**AIM OF THE TASK:**
Can you copy out, unchanged, the lines of the records below, beginning with the line that contains "toc-title: СОДЕРЖАНИЕ bbox=[449, 95, 621, 120]" and stopping after the line that contains "toc-entry-label: Заключение bbox=[143, 353, 256, 378]"?

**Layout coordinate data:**

---

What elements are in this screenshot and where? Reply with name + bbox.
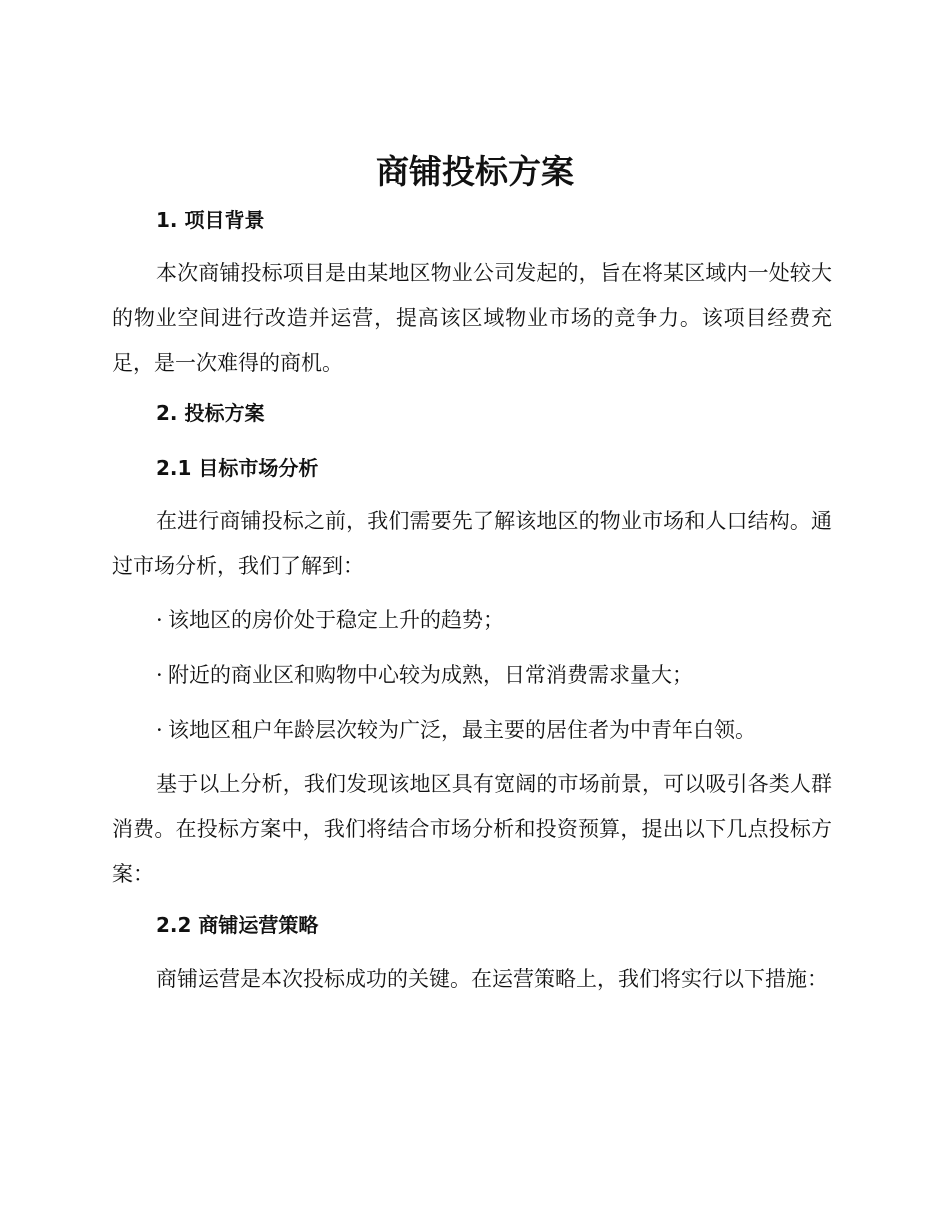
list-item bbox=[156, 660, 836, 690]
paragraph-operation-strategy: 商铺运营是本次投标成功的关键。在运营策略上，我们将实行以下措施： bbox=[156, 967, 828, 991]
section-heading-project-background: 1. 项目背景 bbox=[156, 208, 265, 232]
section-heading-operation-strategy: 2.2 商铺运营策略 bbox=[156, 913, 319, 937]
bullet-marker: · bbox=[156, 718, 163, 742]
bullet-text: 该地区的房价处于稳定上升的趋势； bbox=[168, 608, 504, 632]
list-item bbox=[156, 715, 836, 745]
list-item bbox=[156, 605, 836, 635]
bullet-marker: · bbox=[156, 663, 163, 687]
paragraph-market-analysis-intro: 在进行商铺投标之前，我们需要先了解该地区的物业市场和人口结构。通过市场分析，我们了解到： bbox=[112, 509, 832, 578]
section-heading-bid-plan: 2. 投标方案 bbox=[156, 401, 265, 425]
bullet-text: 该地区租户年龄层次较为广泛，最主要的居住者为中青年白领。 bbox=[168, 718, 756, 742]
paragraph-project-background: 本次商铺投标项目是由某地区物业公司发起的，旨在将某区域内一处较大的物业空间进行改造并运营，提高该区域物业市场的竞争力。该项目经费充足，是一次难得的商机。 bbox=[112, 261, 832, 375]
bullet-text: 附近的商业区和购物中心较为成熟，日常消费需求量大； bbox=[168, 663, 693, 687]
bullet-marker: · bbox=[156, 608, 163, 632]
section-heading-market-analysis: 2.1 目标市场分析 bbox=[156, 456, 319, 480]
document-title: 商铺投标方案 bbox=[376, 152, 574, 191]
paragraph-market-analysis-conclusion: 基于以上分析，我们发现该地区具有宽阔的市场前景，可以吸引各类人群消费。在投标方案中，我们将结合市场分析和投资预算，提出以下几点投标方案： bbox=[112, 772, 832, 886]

---

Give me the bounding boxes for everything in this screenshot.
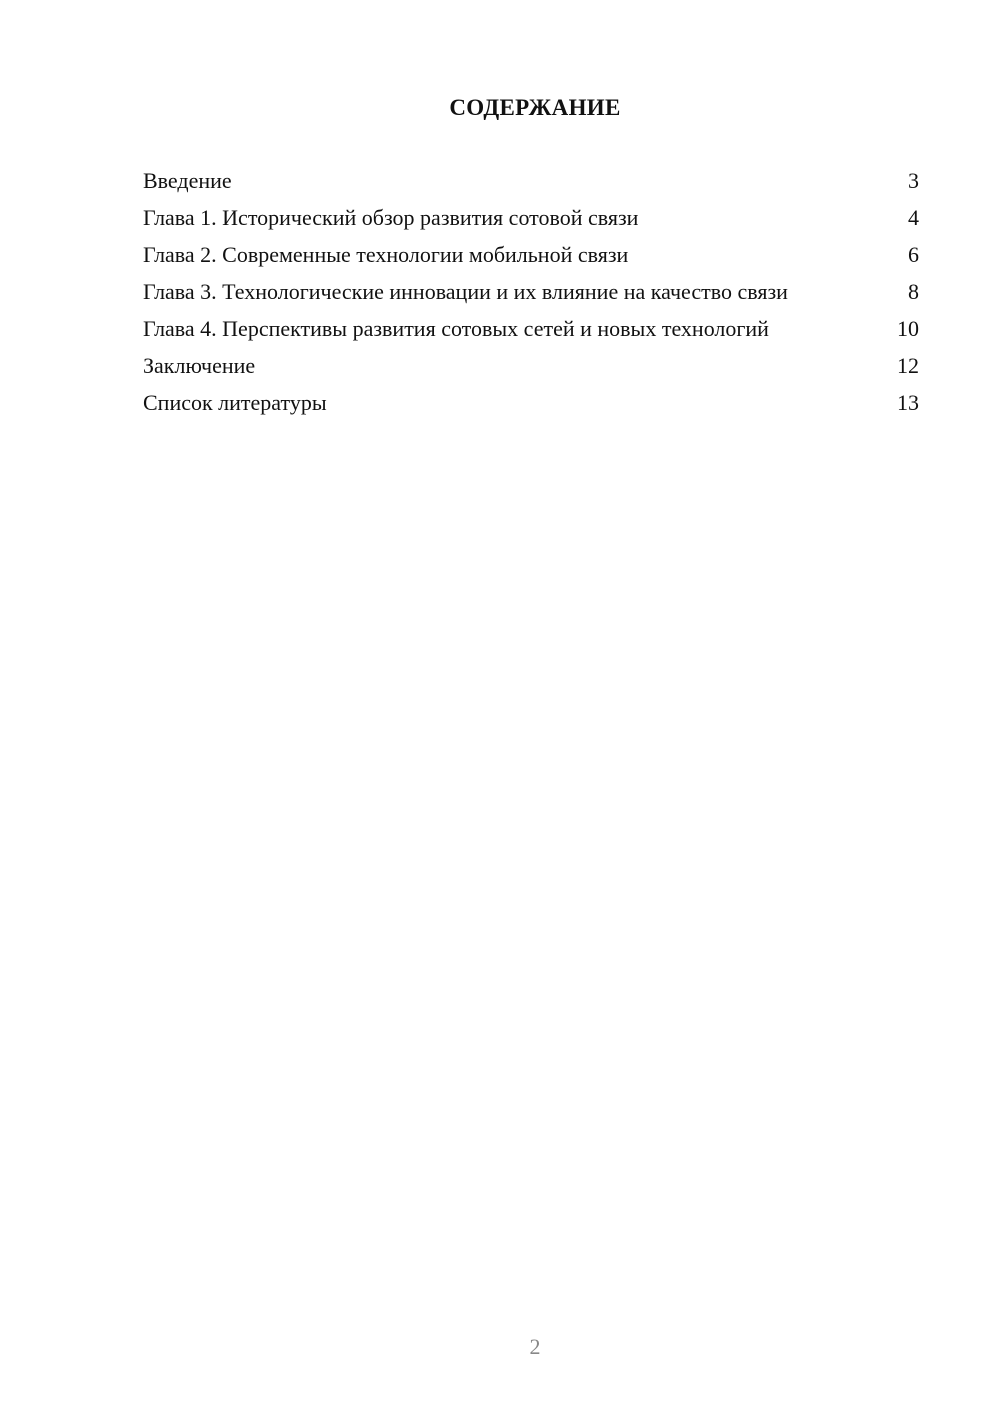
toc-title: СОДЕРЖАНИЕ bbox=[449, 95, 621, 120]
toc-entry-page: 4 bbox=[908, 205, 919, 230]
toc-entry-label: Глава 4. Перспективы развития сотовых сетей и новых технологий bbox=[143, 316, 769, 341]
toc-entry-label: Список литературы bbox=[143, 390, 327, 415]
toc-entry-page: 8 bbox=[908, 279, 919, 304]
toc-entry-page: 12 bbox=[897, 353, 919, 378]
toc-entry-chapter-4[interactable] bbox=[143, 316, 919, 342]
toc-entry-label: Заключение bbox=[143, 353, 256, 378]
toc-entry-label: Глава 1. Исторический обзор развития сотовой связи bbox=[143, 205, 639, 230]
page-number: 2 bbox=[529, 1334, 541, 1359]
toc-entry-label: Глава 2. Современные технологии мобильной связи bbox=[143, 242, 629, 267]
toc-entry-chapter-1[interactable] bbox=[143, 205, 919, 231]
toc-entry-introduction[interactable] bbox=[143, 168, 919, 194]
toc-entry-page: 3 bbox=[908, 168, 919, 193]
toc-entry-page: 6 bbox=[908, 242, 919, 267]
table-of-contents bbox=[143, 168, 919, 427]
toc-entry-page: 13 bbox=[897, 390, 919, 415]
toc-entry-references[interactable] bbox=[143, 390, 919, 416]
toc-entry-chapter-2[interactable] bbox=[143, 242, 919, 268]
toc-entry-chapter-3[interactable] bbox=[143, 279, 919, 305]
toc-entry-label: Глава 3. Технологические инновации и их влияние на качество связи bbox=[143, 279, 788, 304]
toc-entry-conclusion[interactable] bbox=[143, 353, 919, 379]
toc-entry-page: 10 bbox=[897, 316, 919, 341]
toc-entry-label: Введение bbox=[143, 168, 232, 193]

---

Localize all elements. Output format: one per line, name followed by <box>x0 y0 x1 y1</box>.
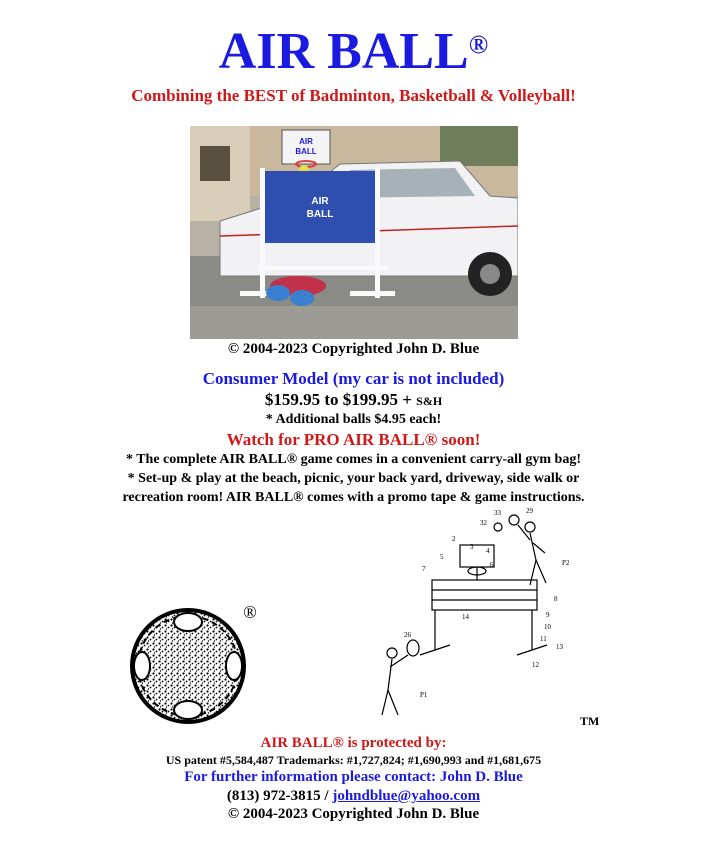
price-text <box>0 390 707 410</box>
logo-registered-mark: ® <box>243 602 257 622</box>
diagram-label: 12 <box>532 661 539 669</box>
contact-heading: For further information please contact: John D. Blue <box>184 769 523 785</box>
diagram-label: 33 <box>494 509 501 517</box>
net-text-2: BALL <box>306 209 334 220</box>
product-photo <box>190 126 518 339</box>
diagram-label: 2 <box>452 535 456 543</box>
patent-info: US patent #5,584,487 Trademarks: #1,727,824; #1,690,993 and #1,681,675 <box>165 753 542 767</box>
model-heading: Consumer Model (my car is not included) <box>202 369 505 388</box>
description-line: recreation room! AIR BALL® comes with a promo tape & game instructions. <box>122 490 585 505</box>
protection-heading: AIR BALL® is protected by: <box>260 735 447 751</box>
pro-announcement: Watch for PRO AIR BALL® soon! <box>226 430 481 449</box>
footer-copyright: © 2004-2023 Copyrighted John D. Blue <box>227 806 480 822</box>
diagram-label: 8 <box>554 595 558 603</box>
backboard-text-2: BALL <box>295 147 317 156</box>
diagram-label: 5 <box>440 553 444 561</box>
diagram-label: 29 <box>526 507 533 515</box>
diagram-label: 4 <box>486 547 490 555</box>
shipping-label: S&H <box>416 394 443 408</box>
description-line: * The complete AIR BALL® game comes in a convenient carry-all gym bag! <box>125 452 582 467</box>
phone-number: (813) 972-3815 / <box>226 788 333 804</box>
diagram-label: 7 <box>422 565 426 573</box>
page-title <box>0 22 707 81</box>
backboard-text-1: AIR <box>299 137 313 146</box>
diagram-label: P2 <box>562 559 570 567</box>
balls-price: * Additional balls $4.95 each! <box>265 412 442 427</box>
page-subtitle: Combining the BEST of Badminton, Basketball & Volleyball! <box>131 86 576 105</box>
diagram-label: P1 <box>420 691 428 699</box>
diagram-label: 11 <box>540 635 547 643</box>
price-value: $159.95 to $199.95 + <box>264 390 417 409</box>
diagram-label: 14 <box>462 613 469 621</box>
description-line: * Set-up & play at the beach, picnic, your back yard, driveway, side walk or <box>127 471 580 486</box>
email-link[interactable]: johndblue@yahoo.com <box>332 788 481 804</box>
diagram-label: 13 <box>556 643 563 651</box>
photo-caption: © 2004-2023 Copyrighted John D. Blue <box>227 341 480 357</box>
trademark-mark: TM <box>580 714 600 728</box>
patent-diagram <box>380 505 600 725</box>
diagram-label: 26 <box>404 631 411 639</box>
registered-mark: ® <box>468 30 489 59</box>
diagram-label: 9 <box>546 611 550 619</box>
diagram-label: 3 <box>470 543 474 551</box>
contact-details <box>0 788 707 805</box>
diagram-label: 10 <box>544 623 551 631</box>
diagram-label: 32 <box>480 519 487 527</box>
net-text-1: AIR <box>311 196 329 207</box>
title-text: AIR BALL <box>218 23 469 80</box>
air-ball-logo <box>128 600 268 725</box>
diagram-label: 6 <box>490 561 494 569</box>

---

**EXERCISE OUTPUT:**
toc-title: СОДЕРЖАНИЕ bbox=[449, 95, 621, 120]
toc-entry-page: 4 bbox=[908, 205, 919, 230]
toc-entry-label: Глава 4. Перспективы развития сотовых сетей и новых технологий bbox=[143, 316, 769, 341]
toc-entry-label: Список литературы bbox=[143, 390, 327, 415]
toc-entry-page: 8 bbox=[908, 279, 919, 304]
toc-entry-page: 12 bbox=[897, 353, 919, 378]
toc-entry-chapter-4[interactable] bbox=[143, 316, 919, 342]
toc-entry-label: Заключение bbox=[143, 353, 256, 378]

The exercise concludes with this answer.